▸ **Supplied material**
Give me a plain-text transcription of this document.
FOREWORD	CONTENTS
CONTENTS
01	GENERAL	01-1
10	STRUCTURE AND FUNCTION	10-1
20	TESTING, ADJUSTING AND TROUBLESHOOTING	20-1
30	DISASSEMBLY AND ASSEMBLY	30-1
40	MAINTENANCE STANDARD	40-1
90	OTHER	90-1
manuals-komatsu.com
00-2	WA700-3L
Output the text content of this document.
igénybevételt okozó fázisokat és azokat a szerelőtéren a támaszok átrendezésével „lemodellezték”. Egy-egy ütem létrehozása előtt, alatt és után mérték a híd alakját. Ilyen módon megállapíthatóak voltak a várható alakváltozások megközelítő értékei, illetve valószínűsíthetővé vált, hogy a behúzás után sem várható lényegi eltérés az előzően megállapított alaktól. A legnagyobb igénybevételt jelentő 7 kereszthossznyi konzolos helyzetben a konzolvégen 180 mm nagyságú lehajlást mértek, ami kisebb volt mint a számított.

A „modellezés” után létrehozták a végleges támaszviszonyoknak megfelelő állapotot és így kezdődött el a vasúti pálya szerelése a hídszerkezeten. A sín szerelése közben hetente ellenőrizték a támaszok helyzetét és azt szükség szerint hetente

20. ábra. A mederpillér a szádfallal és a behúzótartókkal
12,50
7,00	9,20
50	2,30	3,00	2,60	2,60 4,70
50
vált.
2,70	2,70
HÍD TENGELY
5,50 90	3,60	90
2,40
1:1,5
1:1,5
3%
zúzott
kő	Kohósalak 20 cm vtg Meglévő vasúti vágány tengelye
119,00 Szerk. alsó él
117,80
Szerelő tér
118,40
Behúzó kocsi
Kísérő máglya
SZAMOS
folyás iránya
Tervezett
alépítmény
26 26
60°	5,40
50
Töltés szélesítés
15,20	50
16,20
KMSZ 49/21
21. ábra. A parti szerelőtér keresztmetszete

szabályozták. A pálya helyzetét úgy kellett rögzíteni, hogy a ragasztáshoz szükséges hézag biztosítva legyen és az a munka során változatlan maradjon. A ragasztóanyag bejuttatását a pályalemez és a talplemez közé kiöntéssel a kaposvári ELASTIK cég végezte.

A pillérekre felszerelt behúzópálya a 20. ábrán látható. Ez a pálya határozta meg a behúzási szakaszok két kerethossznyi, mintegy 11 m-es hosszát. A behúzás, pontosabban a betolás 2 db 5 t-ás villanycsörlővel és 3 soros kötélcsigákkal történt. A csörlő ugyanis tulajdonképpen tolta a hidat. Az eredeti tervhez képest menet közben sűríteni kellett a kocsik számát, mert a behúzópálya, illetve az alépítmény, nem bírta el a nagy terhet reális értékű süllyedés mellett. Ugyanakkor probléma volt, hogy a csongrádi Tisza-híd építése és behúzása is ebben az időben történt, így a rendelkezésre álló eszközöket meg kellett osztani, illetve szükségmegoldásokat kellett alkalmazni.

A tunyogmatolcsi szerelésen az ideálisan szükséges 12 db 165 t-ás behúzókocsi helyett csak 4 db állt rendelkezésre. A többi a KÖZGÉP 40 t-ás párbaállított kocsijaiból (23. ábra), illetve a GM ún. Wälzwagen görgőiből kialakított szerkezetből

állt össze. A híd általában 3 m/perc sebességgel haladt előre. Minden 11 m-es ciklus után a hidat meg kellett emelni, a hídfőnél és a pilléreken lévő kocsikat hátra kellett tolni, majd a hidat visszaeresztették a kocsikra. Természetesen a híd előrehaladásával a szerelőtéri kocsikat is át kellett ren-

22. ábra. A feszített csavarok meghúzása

▸ **The request**
Retype each record exactly, leaving nothing out.

▸ **Exercise response**
Give me a plain-text transcription of this document.
FOREWORD	CONTENTS
CONTENTS
01	GENERAL	01-1
10	STRUCTURE AND FUNCTION	10-1
20	TESTING, ADJUSTING AND TROUBLESHOOTING	20-1
30	DISASSEMBLY AND ASSEMBLY	30-1
40	MAINTENANCE STANDARD	40-1
90	OTHER	90-1
manuals-komatsu.com
00-2	WA700-3L
Output the text content of this document.
igénybevételt okozó fázisokat és azokat a szerelőtéren a támaszok átrendezésével „lemodellezték”. Egy-egy ütem létrehozása előtt, alatt és után mérték a híd alakját. Ilyen módon megállapíthatóak voltak a várható alakváltozások megközelítő értékei, illetve valószínűsíthetővé vált, hogy a behúzás után sem várható lényegi eltérés az előzően megállapított alaktól. A legnagyobb igénybevételt jelentő 7 kereszthossznyi konzolos helyzetben a konzolvégen 180 mm nagyságú lehajlást mértek, ami kisebb volt mint a számított.

A „modellezés” után létrehozták a végleges támaszviszonyoknak megfelelő állapotot és így kezdődött el a vasúti pálya szerelése a hídszerkezeten. A sín szerelése közben hetente ellenőrizték a támaszok helyzetét és azt szükség szerint hetente

20. ábra. A mederpillér a szádfallal és a behúzótartókkal
12,50
7,00	9,20
50	2,30	3,00	2,60	2,60 4,70
50
vált.
2,70	2,70
HÍD TENGELY
5,50 90	3,60	90
2,40
1:1,5
1:1,5
3%
zúzott
kő	Kohósalak 20 cm vtg Meglévő vasúti vágány tengelye
119,00 Szerk. alsó él
117,80
Szerelő tér
118,40
Behúzó kocsi
Kísérő máglya
SZAMOS
folyás iránya
Tervezett
alépítmény
26 26
60°	5,40
50
Töltés szélesítés
15,20	50
16,20
KMSZ 49/21
21. ábra. A parti szerelőtér keresztmetszete

szabályozták. A pálya helyzetét úgy kellett rögzíteni, hogy a ragasztáshoz szükséges hézag biztosítva legyen és az a munka során változatlan maradjon. A ragasztóanyag bejuttatását a pályalemez és a talplemez közé kiöntéssel a kaposvári ELASTIK cég végezte.

A pillérekre felszerelt behúzópálya a 20. ábrán látható. Ez a pálya határozta meg a behúzási szakaszok két kerethossznyi, mintegy 11 m-es hosszát. A behúzás, pontosabban a betolás 2 db 5 t-ás villanycsörlővel és 3 soros kötélcsigákkal történt. A csörlő ugyanis tulajdonképpen tolta a hidat. Az eredeti tervhez képest menet közben sűríteni kellett a kocsik számát, mert a behúzópálya, illetve az alépítmény, nem bírta el a nagy terhet reális értékű süllyedés mellett. Ugyanakkor probléma volt, hogy a csongrádi Tisza-híd építése és behúzása is ebben az időben történt, így a rendelkezésre álló eszközöket meg kellett osztani, illetve szükségmegoldásokat kellett alkalmazni.

A tunyogmatolcsi szerelésen az ideálisan szükséges 12 db 165 t-ás behúzókocsi helyett csak 4 db állt rendelkezésre. A többi a KÖZGÉP 40 t-ás párbaállított kocsijaiból (23. ábra), illetve a GM ún. Wälzwagen görgőiből kialakított szerkezetből

állt össze. A híd általában 3 m/perc sebességgel haladt előre. Minden 11 m-es ciklus után a hidat meg kellett emelni, a hídfőnél és a pilléreken lévő kocsikat hátra kellett tolni, majd a hidat visszaeresztették a kocsikra. Természetesen a híd előrehaladásával a szerelőtéri kocsikat is át kellett ren-

22. ábra. A feszített csavarok meghúzása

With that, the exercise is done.